***** Given entries *****

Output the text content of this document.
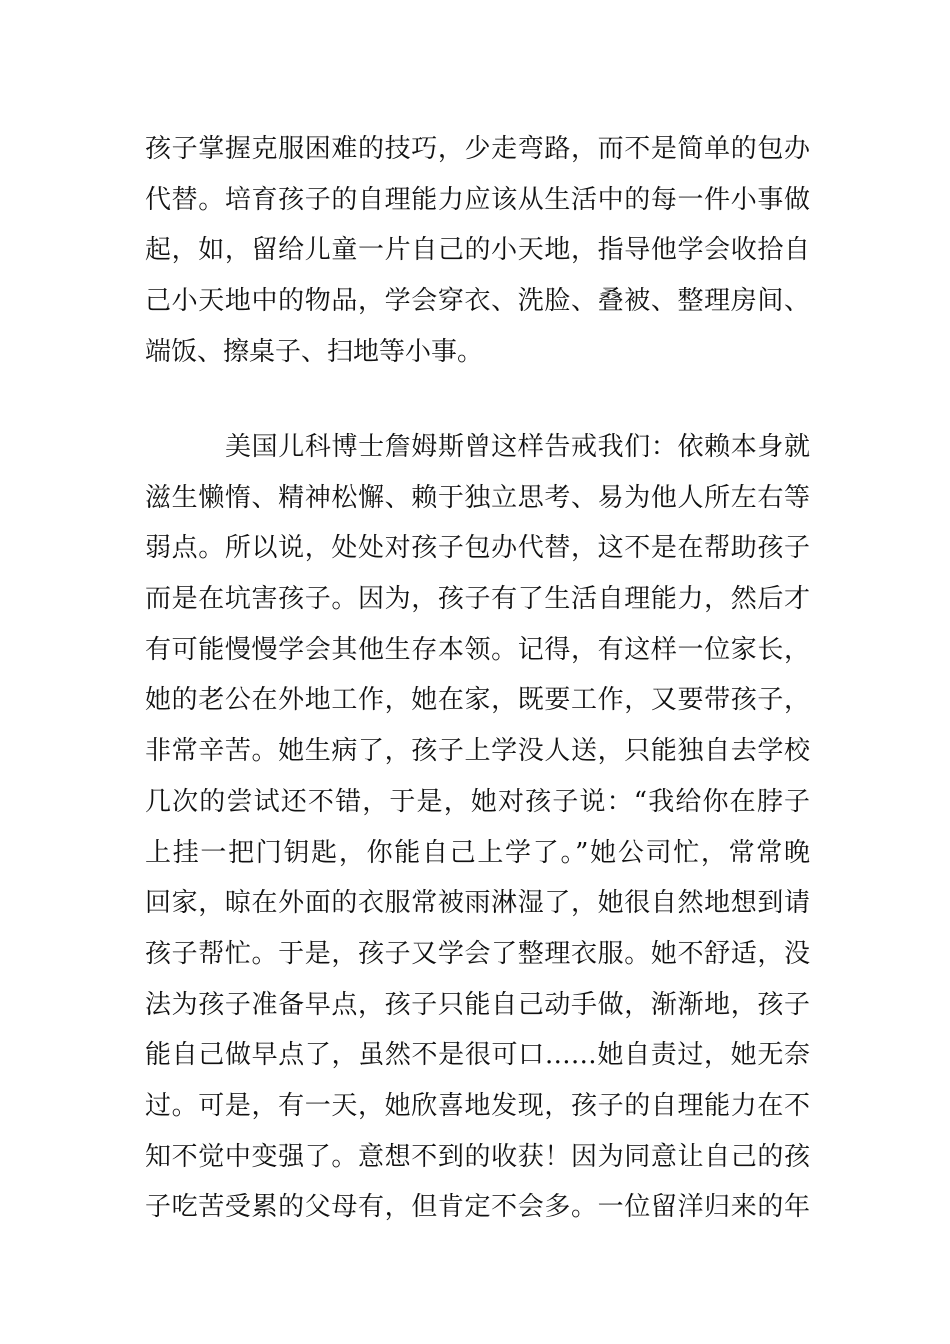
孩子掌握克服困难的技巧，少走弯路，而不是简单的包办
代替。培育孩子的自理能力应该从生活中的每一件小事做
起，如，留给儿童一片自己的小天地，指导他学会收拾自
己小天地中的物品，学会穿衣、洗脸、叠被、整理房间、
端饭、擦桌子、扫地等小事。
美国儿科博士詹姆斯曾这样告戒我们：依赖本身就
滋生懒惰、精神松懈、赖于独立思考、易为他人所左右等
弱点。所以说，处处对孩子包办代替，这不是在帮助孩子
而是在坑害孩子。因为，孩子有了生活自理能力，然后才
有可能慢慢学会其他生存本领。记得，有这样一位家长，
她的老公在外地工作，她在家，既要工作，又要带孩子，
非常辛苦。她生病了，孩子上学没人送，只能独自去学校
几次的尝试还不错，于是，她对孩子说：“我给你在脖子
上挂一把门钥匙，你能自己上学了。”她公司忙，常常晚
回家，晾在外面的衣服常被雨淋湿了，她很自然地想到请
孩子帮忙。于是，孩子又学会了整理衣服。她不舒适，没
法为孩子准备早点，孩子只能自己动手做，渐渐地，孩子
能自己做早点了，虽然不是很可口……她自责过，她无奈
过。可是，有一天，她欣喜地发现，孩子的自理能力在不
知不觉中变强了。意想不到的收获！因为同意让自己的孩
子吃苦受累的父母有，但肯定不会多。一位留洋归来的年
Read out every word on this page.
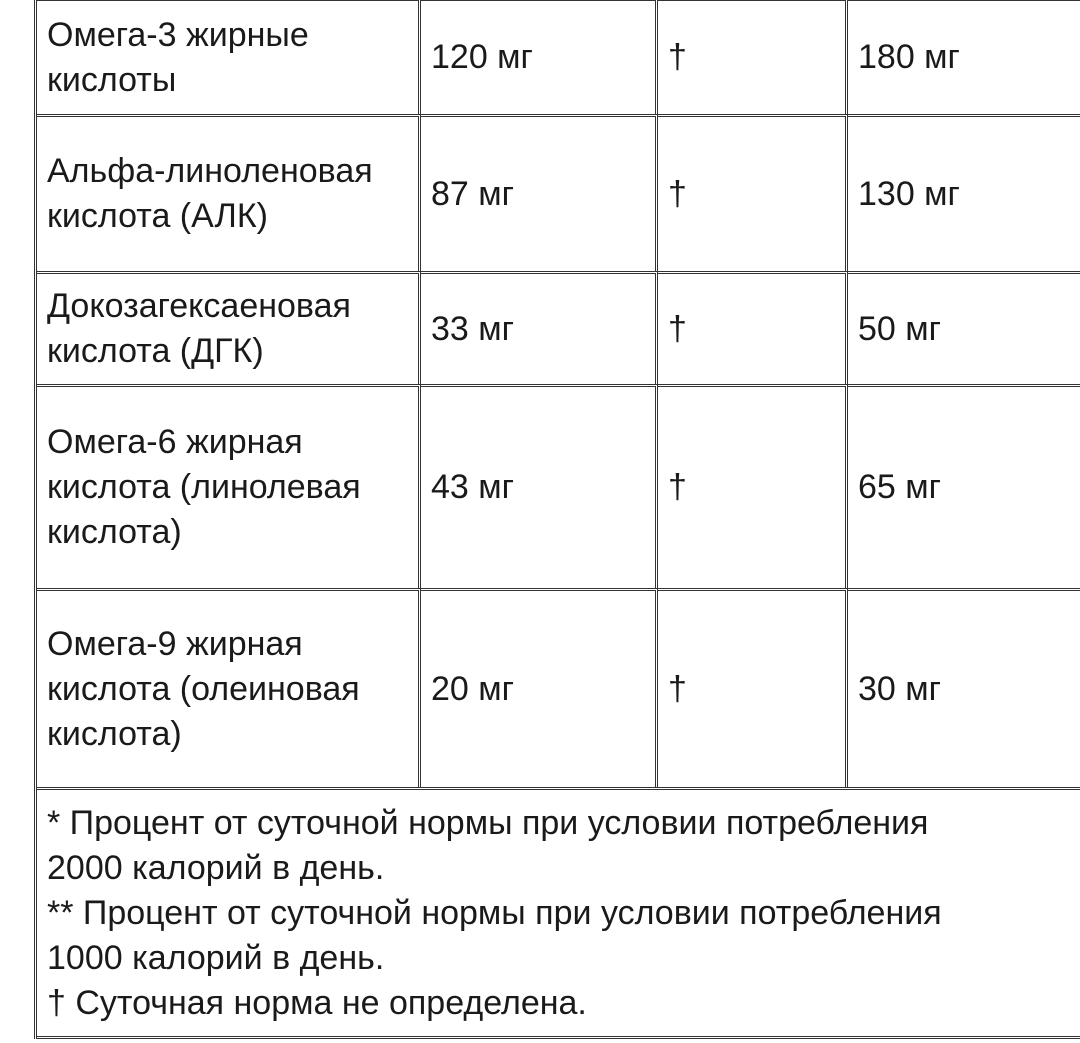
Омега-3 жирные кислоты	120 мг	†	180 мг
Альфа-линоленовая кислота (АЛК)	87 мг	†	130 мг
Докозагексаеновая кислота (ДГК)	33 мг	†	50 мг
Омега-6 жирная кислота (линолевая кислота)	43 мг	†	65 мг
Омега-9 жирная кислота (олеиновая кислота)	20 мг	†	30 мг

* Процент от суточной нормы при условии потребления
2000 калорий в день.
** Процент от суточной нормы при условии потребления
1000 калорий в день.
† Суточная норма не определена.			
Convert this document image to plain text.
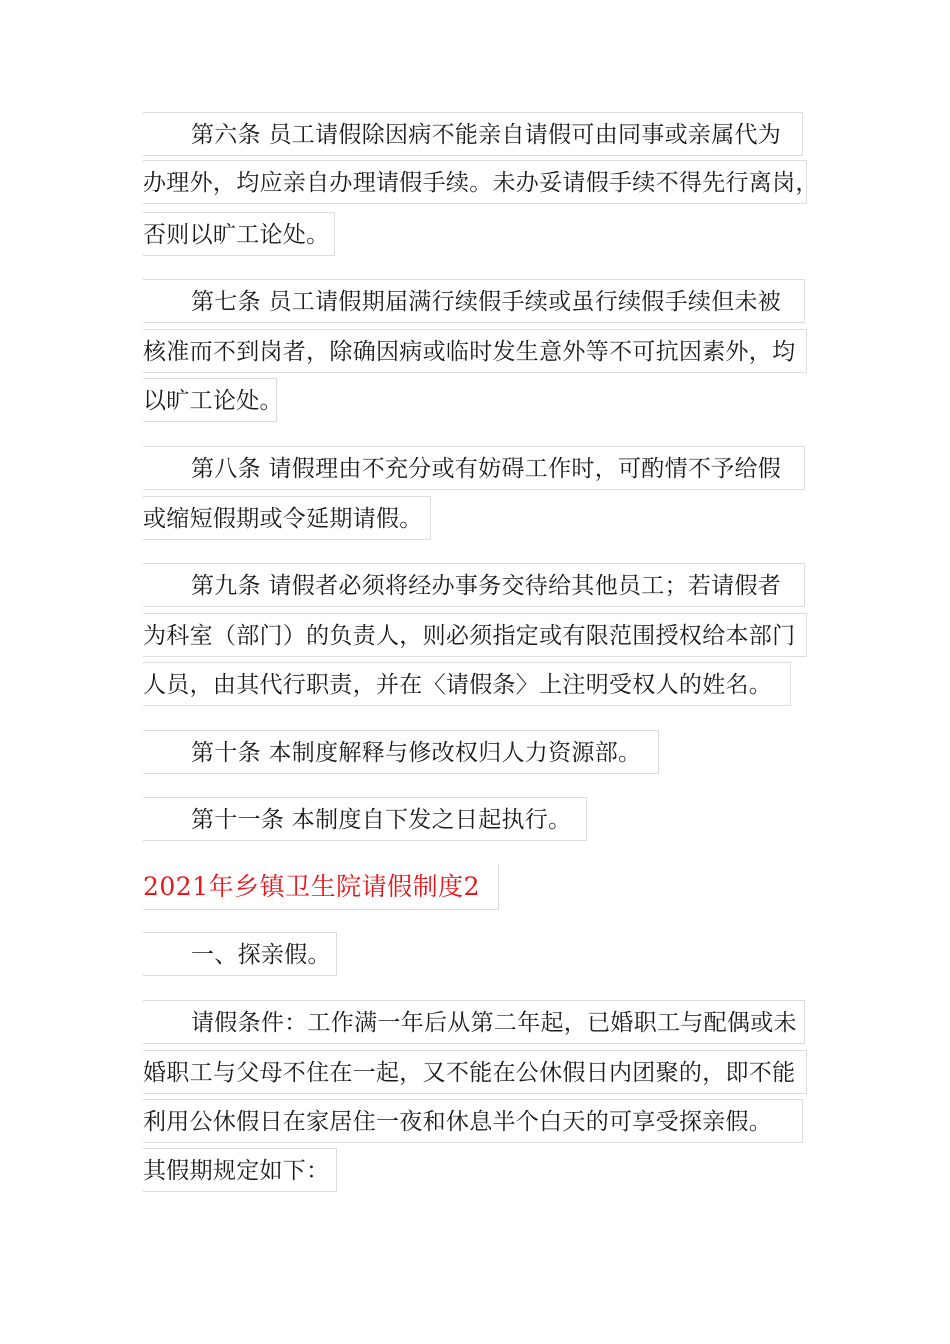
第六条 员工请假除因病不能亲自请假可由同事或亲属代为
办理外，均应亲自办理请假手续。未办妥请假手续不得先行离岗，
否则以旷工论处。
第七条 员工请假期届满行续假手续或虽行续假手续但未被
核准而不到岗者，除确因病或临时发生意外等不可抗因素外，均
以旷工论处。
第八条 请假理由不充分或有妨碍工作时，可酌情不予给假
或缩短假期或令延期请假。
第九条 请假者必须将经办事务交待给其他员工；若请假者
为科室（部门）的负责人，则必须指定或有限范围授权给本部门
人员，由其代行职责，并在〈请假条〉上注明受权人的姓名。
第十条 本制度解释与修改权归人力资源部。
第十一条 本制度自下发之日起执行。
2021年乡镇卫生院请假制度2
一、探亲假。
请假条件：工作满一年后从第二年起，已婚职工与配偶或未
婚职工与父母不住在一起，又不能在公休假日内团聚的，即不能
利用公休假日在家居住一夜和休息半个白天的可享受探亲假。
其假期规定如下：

*****
***** Given entries *****

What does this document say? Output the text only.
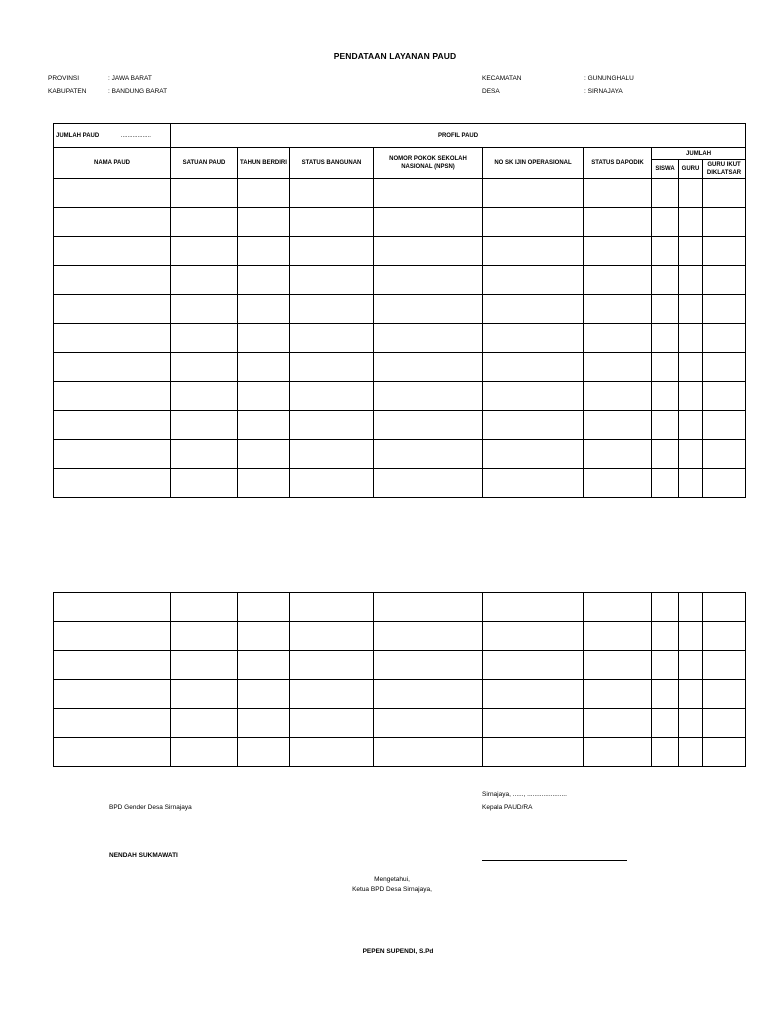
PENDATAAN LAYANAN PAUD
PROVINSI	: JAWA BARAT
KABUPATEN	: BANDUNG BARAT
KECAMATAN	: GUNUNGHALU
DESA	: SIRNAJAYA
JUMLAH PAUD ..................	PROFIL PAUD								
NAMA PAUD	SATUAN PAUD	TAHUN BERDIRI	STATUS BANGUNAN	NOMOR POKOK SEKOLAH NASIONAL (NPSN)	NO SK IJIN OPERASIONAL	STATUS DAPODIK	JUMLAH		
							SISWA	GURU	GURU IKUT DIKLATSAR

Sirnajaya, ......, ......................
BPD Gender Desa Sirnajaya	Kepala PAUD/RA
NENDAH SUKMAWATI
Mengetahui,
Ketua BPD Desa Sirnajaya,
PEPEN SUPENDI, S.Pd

*****

Your objective: From the entries above, pull out each line that includes "Омега".

Written answer:
Омега-3 жирные кислоты	120 мг	†	180 мг
Омега-6 жирная кислота (линолевая кислота)	43 мг	†	65 мг
Омега-9 жирная кислота (олеиновая кислота)	20 мг	†	30 мг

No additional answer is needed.